__WHAT YOU HAVE TO DO__:
Identify every line containing the word "JSON" and reproduce each one.

__MATERIAL FOR THE TASK__:
## Start

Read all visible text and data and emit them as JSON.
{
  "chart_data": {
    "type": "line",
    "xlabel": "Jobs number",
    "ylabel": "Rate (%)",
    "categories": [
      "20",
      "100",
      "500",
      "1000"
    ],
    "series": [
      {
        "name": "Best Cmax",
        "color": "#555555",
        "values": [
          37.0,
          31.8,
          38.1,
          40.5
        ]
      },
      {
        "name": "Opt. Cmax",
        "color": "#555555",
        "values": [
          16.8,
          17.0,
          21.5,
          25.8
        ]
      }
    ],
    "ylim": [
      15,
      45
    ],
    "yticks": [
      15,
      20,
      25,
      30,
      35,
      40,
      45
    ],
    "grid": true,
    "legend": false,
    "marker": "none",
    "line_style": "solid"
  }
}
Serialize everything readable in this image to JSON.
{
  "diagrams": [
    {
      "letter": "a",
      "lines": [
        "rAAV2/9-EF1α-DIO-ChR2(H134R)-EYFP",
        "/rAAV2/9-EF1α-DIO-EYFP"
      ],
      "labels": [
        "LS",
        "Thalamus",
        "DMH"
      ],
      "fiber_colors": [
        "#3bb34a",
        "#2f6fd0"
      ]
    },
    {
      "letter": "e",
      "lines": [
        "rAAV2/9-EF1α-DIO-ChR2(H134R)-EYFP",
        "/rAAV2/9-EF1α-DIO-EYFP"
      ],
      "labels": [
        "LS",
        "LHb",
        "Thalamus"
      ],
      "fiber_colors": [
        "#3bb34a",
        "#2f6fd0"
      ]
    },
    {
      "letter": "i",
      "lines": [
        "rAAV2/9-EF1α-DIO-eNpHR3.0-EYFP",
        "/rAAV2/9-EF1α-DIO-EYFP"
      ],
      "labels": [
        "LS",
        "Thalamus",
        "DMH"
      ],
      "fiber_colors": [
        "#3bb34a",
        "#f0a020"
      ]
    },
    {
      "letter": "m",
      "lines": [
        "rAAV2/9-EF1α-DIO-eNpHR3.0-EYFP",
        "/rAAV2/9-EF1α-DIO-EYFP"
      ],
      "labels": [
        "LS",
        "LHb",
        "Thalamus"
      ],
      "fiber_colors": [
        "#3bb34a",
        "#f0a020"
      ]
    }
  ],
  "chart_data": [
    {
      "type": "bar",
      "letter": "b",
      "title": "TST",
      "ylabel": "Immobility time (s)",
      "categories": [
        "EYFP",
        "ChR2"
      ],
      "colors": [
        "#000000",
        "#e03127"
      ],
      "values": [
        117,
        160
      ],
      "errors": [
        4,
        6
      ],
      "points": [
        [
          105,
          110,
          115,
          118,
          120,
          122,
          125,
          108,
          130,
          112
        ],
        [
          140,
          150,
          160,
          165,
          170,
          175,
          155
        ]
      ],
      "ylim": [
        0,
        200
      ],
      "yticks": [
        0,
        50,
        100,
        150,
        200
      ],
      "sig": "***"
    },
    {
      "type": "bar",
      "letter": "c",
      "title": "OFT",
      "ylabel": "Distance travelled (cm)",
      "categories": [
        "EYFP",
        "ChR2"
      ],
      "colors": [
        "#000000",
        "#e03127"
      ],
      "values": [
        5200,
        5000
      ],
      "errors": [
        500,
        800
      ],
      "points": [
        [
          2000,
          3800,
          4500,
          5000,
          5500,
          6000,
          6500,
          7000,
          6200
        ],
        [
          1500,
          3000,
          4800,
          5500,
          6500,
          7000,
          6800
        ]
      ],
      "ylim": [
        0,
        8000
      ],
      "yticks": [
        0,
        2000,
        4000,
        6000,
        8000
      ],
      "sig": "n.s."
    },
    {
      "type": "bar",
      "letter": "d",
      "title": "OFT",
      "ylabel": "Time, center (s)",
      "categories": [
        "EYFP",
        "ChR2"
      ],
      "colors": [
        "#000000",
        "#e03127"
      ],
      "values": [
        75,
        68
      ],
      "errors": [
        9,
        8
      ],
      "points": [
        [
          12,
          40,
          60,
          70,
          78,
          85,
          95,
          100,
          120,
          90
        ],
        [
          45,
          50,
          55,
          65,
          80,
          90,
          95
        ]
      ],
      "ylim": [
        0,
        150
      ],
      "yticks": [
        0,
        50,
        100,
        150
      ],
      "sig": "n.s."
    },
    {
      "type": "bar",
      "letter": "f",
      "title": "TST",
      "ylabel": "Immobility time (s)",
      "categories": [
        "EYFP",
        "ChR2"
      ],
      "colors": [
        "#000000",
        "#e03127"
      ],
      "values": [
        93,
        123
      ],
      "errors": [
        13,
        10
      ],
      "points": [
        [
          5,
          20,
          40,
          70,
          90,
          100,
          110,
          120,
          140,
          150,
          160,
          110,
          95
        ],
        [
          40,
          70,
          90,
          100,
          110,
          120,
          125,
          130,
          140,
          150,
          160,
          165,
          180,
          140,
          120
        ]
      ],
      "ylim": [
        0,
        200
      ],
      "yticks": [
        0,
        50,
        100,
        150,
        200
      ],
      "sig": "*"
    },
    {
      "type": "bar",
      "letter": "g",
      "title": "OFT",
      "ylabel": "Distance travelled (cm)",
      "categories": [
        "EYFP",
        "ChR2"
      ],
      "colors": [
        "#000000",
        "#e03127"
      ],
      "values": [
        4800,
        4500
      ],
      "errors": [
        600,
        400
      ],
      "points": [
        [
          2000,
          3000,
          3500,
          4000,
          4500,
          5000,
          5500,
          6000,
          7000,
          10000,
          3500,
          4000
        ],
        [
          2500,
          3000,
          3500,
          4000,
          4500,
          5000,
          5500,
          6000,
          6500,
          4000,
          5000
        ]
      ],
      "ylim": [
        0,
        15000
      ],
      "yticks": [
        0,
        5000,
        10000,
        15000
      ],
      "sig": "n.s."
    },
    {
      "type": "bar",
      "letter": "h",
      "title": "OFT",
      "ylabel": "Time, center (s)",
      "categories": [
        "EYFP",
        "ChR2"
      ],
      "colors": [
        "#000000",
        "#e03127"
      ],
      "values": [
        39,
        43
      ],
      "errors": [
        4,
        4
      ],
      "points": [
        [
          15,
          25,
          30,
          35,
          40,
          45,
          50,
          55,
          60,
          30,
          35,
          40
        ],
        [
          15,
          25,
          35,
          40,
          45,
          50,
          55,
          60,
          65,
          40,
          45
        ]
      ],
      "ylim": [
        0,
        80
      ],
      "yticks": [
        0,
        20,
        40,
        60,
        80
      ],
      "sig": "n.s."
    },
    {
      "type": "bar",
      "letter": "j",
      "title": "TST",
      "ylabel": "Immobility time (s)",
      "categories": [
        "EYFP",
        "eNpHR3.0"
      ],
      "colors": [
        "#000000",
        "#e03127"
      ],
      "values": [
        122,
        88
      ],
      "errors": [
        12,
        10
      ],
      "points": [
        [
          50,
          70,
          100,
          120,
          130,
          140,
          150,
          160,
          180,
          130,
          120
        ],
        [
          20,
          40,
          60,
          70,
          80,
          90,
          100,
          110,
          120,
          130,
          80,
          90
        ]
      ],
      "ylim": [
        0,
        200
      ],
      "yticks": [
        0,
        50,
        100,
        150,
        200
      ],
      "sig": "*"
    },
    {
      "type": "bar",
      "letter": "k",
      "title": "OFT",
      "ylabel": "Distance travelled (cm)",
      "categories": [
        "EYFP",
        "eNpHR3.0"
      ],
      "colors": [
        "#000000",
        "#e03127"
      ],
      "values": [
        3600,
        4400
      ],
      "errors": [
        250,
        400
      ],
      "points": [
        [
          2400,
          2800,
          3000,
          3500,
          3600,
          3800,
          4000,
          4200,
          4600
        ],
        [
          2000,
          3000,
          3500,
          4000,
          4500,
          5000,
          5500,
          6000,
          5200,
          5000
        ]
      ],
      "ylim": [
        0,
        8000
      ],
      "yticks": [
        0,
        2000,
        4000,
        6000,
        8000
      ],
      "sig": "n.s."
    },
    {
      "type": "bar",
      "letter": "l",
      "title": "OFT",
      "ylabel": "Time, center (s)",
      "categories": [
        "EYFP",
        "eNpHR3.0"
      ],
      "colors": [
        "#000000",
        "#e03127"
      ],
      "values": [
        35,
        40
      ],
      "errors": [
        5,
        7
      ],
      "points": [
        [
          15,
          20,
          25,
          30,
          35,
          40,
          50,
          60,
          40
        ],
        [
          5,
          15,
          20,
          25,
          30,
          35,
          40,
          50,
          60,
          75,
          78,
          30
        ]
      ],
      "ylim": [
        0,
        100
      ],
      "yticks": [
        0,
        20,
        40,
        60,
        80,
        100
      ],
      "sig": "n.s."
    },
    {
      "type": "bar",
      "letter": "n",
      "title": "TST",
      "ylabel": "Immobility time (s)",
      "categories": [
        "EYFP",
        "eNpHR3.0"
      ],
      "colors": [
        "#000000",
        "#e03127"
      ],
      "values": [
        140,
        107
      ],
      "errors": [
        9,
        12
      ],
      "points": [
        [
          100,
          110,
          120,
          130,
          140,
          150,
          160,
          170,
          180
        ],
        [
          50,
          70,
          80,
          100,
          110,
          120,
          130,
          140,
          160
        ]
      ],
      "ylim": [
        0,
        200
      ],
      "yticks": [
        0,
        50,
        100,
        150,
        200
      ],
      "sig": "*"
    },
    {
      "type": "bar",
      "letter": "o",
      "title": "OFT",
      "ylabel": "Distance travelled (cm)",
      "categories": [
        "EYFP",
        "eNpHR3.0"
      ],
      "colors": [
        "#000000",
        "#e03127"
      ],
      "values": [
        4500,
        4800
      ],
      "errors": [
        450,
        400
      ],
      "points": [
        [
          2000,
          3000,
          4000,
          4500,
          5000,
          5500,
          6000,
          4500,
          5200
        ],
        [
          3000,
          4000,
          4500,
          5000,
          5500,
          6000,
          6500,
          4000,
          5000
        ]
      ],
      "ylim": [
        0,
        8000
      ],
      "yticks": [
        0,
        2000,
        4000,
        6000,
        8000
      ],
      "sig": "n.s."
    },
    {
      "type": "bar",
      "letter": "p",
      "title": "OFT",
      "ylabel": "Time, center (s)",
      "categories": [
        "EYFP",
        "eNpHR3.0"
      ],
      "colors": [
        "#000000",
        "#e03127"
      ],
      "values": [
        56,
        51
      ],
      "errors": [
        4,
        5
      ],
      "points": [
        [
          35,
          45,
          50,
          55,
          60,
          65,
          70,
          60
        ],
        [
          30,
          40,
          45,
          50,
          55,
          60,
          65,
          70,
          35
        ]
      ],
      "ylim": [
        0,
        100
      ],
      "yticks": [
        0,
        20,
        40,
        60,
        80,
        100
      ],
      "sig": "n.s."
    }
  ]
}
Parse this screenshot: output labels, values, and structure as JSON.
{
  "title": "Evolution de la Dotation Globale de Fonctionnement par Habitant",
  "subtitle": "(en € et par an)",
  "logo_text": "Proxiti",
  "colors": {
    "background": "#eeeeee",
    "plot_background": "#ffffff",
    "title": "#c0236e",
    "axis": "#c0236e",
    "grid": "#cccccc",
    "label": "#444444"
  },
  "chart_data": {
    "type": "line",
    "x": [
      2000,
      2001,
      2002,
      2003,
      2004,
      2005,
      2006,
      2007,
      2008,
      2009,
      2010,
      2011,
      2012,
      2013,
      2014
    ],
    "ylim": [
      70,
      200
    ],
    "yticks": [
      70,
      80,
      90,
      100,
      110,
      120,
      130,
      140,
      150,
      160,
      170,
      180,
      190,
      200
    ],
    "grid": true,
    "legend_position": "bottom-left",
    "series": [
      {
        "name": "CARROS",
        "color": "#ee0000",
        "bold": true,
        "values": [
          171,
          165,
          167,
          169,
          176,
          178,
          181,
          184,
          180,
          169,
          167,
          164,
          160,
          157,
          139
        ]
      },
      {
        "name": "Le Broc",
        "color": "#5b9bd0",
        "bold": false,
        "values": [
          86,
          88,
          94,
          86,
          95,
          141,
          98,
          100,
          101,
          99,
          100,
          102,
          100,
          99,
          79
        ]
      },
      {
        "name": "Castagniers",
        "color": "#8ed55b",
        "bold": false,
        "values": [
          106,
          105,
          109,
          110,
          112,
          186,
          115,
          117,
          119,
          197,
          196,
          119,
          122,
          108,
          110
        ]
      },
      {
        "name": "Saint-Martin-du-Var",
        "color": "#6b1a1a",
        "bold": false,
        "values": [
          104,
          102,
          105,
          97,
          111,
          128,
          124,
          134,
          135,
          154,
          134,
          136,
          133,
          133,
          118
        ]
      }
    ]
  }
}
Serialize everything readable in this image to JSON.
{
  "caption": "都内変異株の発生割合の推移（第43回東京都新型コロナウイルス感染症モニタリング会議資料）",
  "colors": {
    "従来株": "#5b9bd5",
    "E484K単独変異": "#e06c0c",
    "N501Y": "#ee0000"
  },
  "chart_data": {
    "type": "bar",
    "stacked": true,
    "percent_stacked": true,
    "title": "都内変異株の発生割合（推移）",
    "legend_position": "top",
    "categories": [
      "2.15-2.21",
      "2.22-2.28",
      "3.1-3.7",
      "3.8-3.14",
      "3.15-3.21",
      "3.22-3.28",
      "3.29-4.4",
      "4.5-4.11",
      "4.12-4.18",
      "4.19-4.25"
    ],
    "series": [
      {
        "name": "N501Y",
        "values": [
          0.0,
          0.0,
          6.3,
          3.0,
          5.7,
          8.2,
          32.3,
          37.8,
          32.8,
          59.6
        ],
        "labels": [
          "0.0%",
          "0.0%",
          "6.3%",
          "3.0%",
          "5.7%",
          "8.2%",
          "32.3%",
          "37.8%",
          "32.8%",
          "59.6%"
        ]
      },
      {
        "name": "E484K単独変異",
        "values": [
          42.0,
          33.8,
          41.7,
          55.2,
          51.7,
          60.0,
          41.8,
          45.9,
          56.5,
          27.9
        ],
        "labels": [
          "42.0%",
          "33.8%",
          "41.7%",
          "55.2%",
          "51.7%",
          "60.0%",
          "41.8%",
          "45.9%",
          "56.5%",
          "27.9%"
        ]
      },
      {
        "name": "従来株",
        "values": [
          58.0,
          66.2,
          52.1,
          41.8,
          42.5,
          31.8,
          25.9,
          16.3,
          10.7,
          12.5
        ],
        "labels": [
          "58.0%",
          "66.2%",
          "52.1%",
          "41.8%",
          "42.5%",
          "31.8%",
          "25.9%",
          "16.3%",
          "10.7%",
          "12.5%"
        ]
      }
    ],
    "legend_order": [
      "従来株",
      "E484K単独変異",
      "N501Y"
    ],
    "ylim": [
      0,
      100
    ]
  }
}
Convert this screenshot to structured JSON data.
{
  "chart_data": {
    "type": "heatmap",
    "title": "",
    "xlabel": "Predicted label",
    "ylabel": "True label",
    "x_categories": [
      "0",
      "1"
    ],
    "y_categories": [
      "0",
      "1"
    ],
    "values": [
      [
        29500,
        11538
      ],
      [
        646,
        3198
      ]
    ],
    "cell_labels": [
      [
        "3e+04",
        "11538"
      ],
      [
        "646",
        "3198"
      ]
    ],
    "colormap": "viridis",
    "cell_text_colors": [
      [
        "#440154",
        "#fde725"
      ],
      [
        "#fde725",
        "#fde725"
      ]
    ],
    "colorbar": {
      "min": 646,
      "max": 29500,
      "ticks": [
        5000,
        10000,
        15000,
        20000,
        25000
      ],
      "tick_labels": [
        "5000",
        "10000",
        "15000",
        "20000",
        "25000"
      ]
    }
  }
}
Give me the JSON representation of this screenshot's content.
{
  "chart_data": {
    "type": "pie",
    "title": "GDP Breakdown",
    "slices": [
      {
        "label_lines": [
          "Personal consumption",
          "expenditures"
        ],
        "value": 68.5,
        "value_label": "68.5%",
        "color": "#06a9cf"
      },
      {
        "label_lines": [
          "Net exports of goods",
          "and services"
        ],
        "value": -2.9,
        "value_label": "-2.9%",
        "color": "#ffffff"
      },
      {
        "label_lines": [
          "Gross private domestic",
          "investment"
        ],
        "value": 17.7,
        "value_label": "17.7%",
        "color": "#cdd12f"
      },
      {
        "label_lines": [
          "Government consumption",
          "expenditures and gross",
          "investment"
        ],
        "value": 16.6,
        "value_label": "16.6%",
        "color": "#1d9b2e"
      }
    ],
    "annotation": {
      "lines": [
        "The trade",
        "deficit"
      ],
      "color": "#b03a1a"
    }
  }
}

## End

__ANSWER TO THIS PROBLEM__:
Read all visible text and data and emit them as JSON.
Serialize everything readable in this image to JSON.
Parse this screenshot: output labels, values, and structure as JSON.
Serialize everything readable in this image to JSON.
Convert this screenshot to structured JSON data.
Give me the JSON representation of this screenshot's content.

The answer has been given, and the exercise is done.